Supplied information ::
+ + + + + + +
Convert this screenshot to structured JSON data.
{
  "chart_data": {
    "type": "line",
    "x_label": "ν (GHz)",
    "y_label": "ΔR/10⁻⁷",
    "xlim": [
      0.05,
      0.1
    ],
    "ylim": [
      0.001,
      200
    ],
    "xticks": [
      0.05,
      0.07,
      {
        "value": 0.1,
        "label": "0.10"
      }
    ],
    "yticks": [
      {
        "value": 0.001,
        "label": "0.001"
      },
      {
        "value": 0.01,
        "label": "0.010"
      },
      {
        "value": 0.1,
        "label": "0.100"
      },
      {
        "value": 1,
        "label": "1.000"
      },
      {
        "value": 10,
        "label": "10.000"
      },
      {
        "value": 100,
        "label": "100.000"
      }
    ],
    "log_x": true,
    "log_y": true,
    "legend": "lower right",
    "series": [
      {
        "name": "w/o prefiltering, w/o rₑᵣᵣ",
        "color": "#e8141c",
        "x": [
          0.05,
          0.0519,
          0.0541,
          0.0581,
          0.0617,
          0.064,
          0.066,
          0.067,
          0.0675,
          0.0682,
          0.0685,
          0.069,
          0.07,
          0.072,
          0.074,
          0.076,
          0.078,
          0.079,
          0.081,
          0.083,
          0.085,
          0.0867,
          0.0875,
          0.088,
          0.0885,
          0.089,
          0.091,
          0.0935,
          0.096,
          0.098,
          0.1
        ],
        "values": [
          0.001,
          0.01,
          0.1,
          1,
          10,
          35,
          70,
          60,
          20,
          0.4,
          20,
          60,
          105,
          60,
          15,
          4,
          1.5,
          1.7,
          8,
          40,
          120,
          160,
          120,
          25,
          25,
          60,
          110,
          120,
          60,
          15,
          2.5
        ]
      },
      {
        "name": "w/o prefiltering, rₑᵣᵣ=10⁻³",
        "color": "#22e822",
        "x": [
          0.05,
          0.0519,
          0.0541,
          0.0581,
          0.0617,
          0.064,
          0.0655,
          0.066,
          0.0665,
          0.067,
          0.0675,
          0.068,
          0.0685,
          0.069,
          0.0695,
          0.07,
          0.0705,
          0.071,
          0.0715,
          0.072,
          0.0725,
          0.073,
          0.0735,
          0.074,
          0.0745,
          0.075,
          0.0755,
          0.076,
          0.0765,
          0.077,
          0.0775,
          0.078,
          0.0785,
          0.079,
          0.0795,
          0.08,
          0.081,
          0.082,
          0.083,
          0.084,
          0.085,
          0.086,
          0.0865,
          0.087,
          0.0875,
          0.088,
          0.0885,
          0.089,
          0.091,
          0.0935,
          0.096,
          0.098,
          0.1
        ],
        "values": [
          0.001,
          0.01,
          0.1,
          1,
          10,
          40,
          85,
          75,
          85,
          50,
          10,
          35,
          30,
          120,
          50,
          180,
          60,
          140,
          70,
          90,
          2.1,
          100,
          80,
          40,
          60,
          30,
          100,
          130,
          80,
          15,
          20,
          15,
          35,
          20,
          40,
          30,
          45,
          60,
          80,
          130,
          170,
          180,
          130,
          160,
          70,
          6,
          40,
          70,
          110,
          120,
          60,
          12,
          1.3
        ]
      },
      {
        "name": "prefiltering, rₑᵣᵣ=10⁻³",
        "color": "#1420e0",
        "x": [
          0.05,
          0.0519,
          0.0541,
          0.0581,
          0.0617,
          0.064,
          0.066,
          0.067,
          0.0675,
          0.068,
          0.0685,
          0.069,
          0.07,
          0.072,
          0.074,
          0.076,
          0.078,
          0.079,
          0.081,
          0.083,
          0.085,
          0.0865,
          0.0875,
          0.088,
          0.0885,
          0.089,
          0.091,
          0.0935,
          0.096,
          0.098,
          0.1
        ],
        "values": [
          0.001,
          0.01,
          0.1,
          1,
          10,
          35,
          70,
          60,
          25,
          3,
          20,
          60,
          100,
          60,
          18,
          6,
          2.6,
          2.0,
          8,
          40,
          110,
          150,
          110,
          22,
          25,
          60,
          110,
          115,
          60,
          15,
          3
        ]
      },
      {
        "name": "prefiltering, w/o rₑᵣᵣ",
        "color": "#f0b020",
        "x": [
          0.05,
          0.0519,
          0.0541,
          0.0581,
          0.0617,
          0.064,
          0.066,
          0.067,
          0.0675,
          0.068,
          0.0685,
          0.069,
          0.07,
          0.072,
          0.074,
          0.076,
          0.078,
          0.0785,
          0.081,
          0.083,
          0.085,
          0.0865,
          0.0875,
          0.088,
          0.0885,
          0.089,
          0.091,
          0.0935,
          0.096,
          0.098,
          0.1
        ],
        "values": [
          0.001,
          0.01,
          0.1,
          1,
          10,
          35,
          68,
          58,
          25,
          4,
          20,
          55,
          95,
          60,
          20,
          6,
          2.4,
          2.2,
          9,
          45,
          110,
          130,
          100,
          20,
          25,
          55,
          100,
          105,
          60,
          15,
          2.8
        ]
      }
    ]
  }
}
+ + + + + + +
Given exercise :: Retype the material above, line by line, exactly.

Completed exercise ::
Convert this screenshot to structured JSON data.
{
  "chart_data": {
    "type": "line",
    "x_label": "ν (GHz)",
    "y_label": "ΔR/10⁻⁷",
    "xlim": [
      0.05,
      0.1
    ],
    "ylim": [
      0.001,
      200
    ],
    "xticks": [
      0.05,
      0.07,
      {
        "value": 0.1,
        "label": "0.10"
      }
    ],
    "yticks": [
      {
        "value": 0.001,
        "label": "0.001"
      },
      {
        "value": 0.01,
        "label": "0.010"
      },
      {
        "value": 0.1,
        "label": "0.100"
      },
      {
        "value": 1,
        "label": "1.000"
      },
      {
        "value": 10,
        "label": "10.000"
      },
      {
        "value": 100,
        "label": "100.000"
      }
    ],
    "log_x": true,
    "log_y": true,
    "legend": "lower right",
    "series": [
      {
        "name": "w/o prefiltering, w/o rₑᵣᵣ",
        "color": "#e8141c",
        "x": [
          0.05,
          0.0519,
          0.0541,
          0.0581,
          0.0617,
          0.064,
          0.066,
          0.067,
          0.0675,
          0.0682,
          0.0685,
          0.069,
          0.07,
          0.072,
          0.074,
          0.076,
          0.078,
          0.079,
          0.081,
          0.083,
          0.085,
          0.0867,
          0.0875,
          0.088,
          0.0885,
          0.089,
          0.091,
          0.0935,
          0.096,
          0.098,
          0.1
        ],
        "values": [
          0.001,
          0.01,
          0.1,
          1,
          10,
          35,
          70,
          60,
          20,
          0.4,
          20,
          60,
          105,
          60,
          15,
          4,
          1.5,
          1.7,
          8,
          40,
          120,
          160,
          120,
          25,
          25,
          60,
          110,
          120,
          60,
          15,
          2.5
        ]
      },
      {
        "name": "w/o prefiltering, rₑᵣᵣ=10⁻³",
        "color": "#22e822",
        "x": [
          0.05,
          0.0519,
          0.0541,
          0.0581,
          0.0617,
          0.064,
          0.0655,
          0.066,
          0.0665,
          0.067,
          0.0675,
          0.068,
          0.0685,
          0.069,
          0.0695,
          0.07,
          0.0705,
          0.071,
          0.0715,
          0.072,
          0.0725,
          0.073,
          0.0735,
          0.074,
          0.0745,
          0.075,
          0.0755,
          0.076,
          0.0765,
          0.077,
          0.0775,
          0.078,
          0.0785,
          0.079,
          0.0795,
          0.08,
          0.081,
          0.082,
          0.083,
          0.084,
          0.085,
          0.086,
          0.0865,
          0.087,
          0.0875,
          0.088,
          0.0885,
          0.089,
          0.091,
          0.0935,
          0.096,
          0.098,
          0.1
        ],
        "values": [
          0.001,
          0.01,
          0.1,
          1,
          10,
          40,
          85,
          75,
          85,
          50,
          10,
          35,
          30,
          120,
          50,
          180,
          60,
          140,
          70,
          90,
          2.1,
          100,
          80,
          40,
          60,
          30,
          100,
          130,
          80,
          15,
          20,
          15,
          35,
          20,
          40,
          30,
          45,
          60,
          80,
          130,
          170,
          180,
          130,
          160,
          70,
          6,
          40,
          70,
          110,
          120,
          60,
          12,
          1.3
        ]
      },
      {
        "name": "prefiltering, rₑᵣᵣ=10⁻³",
        "color": "#1420e0",
        "x": [
          0.05,
          0.0519,
          0.0541,
          0.0581,
          0.0617,
          0.064,
          0.066,
          0.067,
          0.0675,
          0.068,
          0.0685,
          0.069,
          0.07,
          0.072,
          0.074,
          0.076,
          0.078,
          0.079,
          0.081,
          0.083,
          0.085,
          0.0865,
          0.0875,
          0.088,
          0.0885,
          0.089,
          0.091,
          0.0935,
          0.096,
          0.098,
          0.1
        ],
        "values": [
          0.001,
          0.01,
          0.1,
          1,
          10,
          35,
          70,
          60,
          25,
          3,
          20,
          60,
          100,
          60,
          18,
          6,
          2.6,
          2.0,
          8,
          40,
          110,
          150,
          110,
          22,
          25,
          60,
          110,
          115,
          60,
          15,
          3
        ]
      },
      {
        "name": "prefiltering, w/o rₑᵣᵣ",
        "color": "#f0b020",
        "x": [
          0.05,
          0.0519,
          0.0541,
          0.0581,
          0.0617,
          0.064,
          0.066,
          0.067,
          0.0675,
          0.068,
          0.0685,
          0.069,
          0.07,
          0.072,
          0.074,
          0.076,
          0.078,
          0.0785,
          0.081,
          0.083,
          0.085,
          0.0865,
          0.0875,
          0.088,
          0.0885,
          0.089,
          0.091,
          0.0935,
          0.096,
          0.098,
          0.1
        ],
        "values": [
          0.001,
          0.01,
          0.1,
          1,
          10,
          35,
          68,
          58,
          25,
          4,
          20,
          55,
          95,
          60,
          20,
          6,
          2.4,
          2.2,
          9,
          45,
          110,
          130,
          100,
          20,
          25,
          55,
          100,
          105,
          60,
          15,
          2.8
        ]
      }
    ]
  }
}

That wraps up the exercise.